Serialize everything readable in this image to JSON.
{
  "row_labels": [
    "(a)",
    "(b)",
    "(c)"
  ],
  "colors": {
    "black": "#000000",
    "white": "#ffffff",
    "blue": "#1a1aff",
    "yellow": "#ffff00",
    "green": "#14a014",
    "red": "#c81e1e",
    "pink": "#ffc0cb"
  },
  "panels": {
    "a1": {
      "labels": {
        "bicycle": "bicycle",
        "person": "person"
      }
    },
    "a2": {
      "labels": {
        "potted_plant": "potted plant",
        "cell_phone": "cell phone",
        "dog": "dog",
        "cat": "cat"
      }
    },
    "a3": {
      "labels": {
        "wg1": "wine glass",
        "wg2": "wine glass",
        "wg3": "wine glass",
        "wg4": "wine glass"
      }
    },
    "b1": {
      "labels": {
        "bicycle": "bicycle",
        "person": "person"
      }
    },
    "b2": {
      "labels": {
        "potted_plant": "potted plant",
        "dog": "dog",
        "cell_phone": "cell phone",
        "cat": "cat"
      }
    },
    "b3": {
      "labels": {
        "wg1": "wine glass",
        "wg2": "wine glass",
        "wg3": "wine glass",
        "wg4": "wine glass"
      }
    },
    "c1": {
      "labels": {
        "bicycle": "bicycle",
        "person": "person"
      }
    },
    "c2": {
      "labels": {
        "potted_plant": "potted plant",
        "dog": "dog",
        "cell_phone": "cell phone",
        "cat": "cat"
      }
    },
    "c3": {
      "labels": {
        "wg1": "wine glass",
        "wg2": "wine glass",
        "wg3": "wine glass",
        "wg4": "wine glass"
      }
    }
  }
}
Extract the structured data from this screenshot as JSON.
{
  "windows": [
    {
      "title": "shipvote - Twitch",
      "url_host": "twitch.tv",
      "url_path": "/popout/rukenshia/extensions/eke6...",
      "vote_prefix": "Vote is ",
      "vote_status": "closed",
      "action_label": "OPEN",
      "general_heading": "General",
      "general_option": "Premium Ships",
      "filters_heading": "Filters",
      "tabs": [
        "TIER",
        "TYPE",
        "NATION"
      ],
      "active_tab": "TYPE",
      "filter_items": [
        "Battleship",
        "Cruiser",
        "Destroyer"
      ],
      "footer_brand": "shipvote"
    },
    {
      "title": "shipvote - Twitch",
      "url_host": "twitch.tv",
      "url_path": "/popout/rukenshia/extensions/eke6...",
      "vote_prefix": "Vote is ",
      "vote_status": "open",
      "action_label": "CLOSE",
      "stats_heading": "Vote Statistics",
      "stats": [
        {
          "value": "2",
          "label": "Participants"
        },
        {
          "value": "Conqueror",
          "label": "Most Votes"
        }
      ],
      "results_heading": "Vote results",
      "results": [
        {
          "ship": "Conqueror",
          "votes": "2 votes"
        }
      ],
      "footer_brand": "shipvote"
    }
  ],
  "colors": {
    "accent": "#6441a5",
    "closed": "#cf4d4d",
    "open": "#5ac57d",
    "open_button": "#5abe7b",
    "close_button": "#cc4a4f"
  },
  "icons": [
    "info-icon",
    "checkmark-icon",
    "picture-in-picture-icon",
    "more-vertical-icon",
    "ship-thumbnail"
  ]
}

——————

◆ Written instruction: Your task is to retype all the records above with nothing left out.

◆ Solution to the problem:
Serialize everything readable in this image to JSON.
{
  "row_labels": [
    "(a)",
    "(b)",
    "(c)"
  ],
  "colors": {
    "black": "#000000",
    "white": "#ffffff",
    "blue": "#1a1aff",
    "yellow": "#ffff00",
    "green": "#14a014",
    "red": "#c81e1e",
    "pink": "#ffc0cb"
  },
  "panels": {
    "a1": {
      "labels": {
        "bicycle": "bicycle",
        "person": "person"
      }
    },
    "a2": {
      "labels": {
        "potted_plant": "potted plant",
        "cell_phone": "cell phone",
        "dog": "dog",
        "cat": "cat"
      }
    },
    "a3": {
      "labels": {
        "wg1": "wine glass",
        "wg2": "wine glass",
        "wg3": "wine glass",
        "wg4": "wine glass"
      }
    },
    "b1": {
      "labels": {
        "bicycle": "bicycle",
        "person": "person"
      }
    },
    "b2": {
      "labels": {
        "potted_plant": "potted plant",
        "dog": "dog",
        "cell_phone": "cell phone",
        "cat": "cat"
      }
    },
    "b3": {
      "labels": {
        "wg1": "wine glass",
        "wg2": "wine glass",
        "wg3": "wine glass",
        "wg4": "wine glass"
      }
    },
    "c1": {
      "labels": {
        "bicycle": "bicycle",
        "person": "person"
      }
    },
    "c2": {
      "labels": {
        "potted_plant": "potted plant",
        "dog": "dog",
        "cell_phone": "cell phone",
        "cat": "cat"
      }
    },
    "c3": {
      "labels": {
        "wg1": "wine glass",
        "wg2": "wine glass",
        "wg3": "wine glass",
        "wg4": "wine glass"
      }
    }
  }
}
Extract the structured data from this screenshot as JSON.
{
  "windows": [
    {
      "title": "shipvote - Twitch",
      "url_host": "twitch.tv",
      "url_path": "/popout/rukenshia/extensions/eke6...",
      "vote_prefix": "Vote is ",
      "vote_status": "closed",
      "action_label": "OPEN",
      "general_heading": "General",
      "general_option": "Premium Ships",
      "filters_heading": "Filters",
      "tabs": [
        "TIER",
        "TYPE",
        "NATION"
      ],
      "active_tab": "TYPE",
      "filter_items": [
        "Battleship",
        "Cruiser",
        "Destroyer"
      ],
      "footer_brand": "shipvote"
    },
    {
      "title": "shipvote - Twitch",
      "url_host": "twitch.tv",
      "url_path": "/popout/rukenshia/extensions/eke6...",
      "vote_prefix": "Vote is ",
      "vote_status": "open",
      "action_label": "CLOSE",
      "stats_heading": "Vote Statistics",
      "stats": [
        {
          "value": "2",
          "label": "Participants"
        },
        {
          "value": "Conqueror",
          "label": "Most Votes"
        }
      ],
      "results_heading": "Vote results",
      "results": [
        {
          "ship": "Conqueror",
          "votes": "2 votes"
        }
      ],
      "footer_brand": "shipvote"
    }
  ],
  "colors": {
    "accent": "#6441a5",
    "closed": "#cf4d4d",
    "open": "#5ac57d",
    "open_button": "#5abe7b",
    "close_button": "#cc4a4f"
  },
  "icons": [
    "info-icon",
    "checkmark-icon",
    "picture-in-picture-icon",
    "more-vertical-icon",
    "ship-thumbnail"
  ]
}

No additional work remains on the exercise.